*Task details:*
How many lines of these entries hold the string "name"? Reply with the number alone.

*Data supplied:*

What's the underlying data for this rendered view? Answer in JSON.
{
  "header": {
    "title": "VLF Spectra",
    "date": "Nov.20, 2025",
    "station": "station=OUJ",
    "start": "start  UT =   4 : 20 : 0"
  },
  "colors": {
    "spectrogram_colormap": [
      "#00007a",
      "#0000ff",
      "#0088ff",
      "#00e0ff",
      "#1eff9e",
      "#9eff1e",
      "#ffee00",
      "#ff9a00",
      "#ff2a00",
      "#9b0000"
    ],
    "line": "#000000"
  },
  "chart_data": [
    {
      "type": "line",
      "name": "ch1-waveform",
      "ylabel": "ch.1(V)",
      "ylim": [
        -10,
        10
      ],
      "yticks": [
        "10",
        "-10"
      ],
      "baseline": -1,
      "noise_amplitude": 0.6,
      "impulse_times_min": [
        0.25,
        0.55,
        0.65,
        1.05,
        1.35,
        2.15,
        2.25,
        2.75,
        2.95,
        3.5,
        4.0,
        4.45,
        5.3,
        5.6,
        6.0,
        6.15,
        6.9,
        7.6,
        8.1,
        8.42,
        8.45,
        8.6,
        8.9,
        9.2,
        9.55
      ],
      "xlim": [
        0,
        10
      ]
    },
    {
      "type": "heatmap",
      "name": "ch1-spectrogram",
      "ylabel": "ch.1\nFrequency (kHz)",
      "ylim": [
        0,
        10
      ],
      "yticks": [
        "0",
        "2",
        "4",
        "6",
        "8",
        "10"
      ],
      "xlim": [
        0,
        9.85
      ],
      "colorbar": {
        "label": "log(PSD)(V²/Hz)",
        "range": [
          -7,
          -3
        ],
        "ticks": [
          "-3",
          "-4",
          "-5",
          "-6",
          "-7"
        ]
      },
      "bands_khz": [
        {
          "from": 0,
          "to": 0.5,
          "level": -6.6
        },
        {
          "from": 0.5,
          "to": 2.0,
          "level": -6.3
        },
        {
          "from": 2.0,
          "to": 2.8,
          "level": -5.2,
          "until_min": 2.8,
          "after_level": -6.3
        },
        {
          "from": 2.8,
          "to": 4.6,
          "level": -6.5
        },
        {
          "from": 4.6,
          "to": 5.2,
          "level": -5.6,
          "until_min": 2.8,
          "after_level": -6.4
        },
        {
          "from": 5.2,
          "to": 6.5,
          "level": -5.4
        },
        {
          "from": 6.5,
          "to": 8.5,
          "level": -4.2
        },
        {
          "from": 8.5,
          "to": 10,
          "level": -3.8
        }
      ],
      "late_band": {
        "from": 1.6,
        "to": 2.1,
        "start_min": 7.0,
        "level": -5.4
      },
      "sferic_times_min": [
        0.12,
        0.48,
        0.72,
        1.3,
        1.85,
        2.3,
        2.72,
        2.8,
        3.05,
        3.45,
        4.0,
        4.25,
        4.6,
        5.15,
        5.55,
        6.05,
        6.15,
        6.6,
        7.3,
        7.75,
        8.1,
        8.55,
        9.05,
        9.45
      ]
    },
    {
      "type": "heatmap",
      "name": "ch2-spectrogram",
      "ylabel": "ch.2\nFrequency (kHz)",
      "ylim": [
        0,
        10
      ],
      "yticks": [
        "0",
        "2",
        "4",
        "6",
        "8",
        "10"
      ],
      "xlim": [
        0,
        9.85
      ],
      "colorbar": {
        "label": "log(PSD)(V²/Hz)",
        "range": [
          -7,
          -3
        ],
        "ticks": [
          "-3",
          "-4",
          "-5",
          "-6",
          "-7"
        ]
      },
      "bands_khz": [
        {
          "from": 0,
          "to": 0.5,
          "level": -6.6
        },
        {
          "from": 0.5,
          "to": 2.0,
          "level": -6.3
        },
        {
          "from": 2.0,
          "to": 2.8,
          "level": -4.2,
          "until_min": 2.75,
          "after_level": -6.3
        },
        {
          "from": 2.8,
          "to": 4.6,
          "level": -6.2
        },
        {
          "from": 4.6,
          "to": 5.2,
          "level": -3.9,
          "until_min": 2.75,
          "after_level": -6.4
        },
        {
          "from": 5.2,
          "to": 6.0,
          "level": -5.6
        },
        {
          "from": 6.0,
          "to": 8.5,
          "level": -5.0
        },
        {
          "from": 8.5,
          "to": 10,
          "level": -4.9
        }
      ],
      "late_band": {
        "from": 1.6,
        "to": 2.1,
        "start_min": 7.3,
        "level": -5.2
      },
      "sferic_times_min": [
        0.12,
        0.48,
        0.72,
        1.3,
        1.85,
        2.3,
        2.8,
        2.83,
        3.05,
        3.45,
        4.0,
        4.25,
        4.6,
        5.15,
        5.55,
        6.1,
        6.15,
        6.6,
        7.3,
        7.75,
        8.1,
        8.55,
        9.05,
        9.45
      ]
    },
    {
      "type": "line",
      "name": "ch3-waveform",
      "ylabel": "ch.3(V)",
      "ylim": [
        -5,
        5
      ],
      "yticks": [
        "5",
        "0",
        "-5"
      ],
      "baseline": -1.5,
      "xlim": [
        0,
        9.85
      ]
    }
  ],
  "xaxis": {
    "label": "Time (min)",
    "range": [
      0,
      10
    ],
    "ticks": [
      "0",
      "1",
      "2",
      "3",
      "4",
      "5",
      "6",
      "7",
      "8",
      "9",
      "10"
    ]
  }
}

*Result:*
4